-- What is required --
Copy every line that mentions the word "Cristobalite".

-- Data for this exercise --

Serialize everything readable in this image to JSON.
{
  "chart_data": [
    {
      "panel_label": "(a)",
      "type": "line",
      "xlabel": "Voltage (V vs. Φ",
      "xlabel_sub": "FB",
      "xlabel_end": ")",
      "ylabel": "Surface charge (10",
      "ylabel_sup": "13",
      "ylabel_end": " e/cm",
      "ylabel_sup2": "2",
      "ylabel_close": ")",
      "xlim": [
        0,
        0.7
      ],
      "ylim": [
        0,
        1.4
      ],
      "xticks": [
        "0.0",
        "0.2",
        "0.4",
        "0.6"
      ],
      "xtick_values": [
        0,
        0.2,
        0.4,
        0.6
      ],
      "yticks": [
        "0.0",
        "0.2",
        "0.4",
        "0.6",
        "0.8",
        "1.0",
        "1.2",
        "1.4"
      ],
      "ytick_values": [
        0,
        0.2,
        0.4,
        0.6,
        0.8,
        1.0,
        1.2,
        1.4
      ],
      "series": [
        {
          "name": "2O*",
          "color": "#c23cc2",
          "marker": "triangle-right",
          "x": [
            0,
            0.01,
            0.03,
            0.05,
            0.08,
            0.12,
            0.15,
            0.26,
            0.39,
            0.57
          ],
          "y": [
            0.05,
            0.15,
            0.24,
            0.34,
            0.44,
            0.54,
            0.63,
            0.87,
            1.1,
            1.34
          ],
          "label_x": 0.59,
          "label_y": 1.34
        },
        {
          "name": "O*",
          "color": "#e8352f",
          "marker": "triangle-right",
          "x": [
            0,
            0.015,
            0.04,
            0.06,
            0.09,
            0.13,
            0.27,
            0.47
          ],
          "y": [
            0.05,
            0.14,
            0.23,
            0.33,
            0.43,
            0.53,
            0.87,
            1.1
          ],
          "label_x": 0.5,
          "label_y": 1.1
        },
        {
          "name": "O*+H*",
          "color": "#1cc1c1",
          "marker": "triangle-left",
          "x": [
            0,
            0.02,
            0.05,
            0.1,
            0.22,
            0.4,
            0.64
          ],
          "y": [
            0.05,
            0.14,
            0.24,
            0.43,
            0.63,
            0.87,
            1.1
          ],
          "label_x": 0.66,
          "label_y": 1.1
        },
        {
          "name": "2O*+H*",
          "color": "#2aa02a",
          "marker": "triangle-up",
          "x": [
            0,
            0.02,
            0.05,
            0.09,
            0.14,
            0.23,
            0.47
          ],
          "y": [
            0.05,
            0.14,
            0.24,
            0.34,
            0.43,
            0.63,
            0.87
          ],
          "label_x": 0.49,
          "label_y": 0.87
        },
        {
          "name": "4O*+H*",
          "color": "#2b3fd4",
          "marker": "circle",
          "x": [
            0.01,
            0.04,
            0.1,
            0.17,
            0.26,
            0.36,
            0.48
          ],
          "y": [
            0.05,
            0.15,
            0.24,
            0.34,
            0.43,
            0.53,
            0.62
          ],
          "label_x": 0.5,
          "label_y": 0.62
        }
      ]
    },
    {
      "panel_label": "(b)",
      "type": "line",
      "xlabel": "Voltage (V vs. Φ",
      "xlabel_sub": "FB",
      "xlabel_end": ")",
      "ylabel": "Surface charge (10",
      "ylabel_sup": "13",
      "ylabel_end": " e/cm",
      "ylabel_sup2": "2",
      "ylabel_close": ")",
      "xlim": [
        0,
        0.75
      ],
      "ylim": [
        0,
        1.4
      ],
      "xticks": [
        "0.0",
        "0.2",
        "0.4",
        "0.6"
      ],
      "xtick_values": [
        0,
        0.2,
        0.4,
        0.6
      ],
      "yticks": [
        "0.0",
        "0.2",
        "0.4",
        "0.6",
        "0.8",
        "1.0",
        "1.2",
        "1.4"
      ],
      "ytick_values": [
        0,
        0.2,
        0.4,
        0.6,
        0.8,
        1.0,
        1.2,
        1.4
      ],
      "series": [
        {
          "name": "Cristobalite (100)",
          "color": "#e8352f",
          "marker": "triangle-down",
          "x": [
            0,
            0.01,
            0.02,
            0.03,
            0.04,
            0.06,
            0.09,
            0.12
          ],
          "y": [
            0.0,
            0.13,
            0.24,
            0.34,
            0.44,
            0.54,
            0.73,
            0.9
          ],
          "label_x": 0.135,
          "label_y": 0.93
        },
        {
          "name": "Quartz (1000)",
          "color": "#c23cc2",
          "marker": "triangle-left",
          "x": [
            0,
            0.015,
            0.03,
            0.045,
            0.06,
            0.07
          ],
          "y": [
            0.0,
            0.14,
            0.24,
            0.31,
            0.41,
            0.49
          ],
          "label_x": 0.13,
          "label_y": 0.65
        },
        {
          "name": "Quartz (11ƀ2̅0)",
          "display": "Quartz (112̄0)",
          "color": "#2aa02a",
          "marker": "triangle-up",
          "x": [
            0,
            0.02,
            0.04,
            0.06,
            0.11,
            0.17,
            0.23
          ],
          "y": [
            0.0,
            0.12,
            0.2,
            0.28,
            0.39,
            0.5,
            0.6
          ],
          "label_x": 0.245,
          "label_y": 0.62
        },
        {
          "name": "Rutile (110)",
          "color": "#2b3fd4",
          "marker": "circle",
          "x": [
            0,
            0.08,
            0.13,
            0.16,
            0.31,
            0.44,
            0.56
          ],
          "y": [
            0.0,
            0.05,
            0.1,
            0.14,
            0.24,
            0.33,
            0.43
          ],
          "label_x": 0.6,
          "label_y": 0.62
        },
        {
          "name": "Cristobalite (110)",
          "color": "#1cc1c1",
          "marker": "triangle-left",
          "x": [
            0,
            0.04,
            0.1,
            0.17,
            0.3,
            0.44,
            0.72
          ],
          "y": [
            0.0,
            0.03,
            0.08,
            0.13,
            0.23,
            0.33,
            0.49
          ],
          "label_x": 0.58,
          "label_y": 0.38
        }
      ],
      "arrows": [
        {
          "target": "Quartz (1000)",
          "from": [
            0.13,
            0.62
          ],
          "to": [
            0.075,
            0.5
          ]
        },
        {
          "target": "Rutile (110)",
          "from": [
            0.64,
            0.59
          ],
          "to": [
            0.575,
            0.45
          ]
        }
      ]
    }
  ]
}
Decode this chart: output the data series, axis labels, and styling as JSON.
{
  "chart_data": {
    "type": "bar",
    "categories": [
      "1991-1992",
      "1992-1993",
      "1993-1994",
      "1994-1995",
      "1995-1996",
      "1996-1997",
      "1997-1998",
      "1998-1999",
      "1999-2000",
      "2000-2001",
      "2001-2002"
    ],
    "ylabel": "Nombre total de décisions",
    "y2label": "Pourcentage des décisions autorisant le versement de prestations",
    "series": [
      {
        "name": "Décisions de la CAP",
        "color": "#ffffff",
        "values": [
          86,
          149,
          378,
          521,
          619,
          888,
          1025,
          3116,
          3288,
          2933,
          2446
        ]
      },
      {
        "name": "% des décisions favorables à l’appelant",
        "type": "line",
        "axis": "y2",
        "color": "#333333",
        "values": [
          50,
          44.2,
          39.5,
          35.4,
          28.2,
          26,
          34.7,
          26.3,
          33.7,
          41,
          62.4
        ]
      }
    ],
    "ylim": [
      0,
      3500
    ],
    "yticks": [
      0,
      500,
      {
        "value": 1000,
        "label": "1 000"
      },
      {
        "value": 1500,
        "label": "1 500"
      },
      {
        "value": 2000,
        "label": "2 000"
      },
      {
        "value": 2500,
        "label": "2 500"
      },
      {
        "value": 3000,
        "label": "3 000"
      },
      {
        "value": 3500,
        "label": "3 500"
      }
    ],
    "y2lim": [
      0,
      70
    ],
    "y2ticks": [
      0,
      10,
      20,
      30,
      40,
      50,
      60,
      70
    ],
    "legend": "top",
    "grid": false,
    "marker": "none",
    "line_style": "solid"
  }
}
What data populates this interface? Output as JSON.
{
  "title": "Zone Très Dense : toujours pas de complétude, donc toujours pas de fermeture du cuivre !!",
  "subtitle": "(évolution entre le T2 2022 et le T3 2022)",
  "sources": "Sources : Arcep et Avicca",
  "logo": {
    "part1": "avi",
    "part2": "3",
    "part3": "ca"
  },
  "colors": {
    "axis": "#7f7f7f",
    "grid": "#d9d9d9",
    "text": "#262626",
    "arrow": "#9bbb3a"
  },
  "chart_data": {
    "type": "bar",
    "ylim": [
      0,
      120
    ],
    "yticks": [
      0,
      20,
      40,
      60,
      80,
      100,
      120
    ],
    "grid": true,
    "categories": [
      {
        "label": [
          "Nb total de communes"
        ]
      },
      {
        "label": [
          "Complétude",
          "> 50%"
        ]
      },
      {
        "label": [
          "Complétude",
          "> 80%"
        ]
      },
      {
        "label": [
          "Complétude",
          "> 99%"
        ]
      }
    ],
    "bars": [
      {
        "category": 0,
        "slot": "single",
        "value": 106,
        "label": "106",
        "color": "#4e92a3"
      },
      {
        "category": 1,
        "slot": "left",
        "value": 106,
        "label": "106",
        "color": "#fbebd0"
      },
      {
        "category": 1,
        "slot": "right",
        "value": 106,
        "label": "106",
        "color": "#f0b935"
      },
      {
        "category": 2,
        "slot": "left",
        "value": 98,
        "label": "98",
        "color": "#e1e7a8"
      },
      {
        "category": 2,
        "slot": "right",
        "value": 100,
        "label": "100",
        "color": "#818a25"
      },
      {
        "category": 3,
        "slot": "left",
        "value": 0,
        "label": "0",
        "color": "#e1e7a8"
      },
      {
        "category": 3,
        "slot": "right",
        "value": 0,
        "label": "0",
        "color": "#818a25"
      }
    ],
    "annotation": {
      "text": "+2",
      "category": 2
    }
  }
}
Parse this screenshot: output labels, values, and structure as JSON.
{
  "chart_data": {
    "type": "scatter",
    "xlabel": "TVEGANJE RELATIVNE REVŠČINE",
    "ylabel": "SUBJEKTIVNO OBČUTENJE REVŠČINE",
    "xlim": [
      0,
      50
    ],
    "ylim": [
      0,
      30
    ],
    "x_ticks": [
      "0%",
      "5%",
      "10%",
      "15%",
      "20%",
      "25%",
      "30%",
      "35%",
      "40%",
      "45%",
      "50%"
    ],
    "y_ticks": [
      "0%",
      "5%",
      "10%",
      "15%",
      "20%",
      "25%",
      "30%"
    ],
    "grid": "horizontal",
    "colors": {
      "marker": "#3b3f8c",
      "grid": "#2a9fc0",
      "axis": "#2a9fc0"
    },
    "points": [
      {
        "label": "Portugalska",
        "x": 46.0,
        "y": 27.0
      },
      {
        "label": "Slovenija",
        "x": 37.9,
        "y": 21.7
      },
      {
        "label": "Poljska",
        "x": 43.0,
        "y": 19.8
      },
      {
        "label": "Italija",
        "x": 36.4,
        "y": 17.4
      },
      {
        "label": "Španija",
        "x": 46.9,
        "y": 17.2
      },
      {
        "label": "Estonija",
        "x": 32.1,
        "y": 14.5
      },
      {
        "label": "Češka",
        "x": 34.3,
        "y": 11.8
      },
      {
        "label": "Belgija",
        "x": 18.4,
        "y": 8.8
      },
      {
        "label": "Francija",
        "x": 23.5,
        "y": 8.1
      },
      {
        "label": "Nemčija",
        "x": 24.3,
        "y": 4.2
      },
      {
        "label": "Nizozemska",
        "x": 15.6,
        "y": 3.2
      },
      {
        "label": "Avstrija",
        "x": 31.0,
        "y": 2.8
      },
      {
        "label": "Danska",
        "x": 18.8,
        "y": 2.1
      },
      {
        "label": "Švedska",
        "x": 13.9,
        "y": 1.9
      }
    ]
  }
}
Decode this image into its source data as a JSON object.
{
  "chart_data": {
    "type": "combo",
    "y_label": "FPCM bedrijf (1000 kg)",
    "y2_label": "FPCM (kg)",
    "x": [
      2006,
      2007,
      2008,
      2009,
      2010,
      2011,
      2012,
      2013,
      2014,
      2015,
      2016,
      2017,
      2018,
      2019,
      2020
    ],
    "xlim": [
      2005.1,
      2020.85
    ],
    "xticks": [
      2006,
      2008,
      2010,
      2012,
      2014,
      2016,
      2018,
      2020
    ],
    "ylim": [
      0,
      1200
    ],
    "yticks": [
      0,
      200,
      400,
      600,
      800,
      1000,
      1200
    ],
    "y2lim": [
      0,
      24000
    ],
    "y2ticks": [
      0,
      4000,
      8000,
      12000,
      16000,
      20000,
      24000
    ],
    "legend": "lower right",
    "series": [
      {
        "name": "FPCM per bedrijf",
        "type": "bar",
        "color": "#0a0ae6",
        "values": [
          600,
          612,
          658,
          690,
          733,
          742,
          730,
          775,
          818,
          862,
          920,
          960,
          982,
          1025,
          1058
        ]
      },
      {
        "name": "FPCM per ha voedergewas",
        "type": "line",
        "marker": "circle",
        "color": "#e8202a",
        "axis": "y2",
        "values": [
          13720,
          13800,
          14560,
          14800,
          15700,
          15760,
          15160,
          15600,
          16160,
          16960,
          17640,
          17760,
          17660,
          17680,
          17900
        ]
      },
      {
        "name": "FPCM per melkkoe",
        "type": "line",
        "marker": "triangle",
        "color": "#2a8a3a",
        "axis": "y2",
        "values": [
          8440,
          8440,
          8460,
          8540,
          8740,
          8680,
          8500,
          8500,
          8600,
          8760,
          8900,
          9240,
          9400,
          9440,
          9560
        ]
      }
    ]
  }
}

-- Response below --
          "name": "Cristobalite (100)",
          "name": "Cristobalite (110)",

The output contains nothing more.